_Objective_
Show every line where "Government" occurs.

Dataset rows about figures
◆ ◆ ◆ ◆ ◆ ◆ ◆
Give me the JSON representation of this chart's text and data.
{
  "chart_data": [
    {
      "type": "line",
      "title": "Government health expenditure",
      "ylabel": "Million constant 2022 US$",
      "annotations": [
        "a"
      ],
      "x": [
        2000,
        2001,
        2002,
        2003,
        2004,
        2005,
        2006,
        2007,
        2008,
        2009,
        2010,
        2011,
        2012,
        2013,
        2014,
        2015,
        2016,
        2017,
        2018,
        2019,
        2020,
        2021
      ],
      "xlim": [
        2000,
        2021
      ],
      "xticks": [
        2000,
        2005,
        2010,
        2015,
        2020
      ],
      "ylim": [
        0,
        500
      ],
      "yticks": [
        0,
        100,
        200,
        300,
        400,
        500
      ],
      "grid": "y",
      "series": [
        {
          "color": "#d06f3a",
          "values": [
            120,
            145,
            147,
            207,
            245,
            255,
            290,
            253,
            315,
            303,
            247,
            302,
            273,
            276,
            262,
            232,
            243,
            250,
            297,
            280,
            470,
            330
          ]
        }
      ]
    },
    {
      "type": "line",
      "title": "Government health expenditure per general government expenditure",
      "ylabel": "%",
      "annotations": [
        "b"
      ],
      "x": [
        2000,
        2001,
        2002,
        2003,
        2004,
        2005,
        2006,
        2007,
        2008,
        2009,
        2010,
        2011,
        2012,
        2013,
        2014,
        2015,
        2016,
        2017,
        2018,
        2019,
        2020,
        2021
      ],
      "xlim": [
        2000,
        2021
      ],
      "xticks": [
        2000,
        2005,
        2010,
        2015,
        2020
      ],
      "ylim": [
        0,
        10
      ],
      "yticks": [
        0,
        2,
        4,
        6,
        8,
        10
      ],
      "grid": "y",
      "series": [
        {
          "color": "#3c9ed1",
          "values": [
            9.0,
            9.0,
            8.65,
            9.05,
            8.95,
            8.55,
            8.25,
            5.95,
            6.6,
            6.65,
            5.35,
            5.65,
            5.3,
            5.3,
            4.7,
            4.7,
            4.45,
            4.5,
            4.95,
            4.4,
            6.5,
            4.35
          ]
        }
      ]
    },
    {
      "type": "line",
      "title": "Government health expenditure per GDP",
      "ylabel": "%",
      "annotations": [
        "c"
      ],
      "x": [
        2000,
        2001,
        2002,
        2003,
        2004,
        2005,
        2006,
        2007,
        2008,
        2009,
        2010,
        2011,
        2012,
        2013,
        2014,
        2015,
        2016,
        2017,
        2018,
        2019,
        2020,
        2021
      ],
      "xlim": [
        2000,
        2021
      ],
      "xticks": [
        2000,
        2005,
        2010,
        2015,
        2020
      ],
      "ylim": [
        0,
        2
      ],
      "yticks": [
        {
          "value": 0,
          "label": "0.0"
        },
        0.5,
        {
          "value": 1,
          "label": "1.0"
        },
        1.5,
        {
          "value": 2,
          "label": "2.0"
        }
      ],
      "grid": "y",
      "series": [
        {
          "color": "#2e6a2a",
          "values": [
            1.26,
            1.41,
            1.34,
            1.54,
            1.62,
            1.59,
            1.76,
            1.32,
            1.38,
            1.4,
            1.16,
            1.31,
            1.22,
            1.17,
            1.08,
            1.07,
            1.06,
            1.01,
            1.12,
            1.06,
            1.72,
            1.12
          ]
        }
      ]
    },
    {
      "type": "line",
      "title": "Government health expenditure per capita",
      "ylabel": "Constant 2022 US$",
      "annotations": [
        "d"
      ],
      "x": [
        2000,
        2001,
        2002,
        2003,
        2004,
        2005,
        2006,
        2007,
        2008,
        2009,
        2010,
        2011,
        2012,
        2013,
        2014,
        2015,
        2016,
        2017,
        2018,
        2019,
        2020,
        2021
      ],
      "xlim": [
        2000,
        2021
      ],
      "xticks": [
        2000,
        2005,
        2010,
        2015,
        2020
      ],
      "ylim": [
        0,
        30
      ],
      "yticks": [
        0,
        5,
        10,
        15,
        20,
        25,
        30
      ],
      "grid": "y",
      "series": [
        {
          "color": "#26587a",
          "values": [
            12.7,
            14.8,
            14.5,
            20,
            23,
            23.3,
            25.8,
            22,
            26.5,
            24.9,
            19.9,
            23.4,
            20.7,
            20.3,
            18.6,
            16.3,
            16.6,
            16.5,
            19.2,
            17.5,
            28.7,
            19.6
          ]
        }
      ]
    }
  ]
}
◆ ◆ ◆ ◆ ◆ ◆ ◆
_Answer to the exercise_
      "title": "Government health expenditure",
      "title": "Government health expenditure per general government expenditure",
      "title": "Government health expenditure per GDP",
      "title": "Government health expenditure per capita",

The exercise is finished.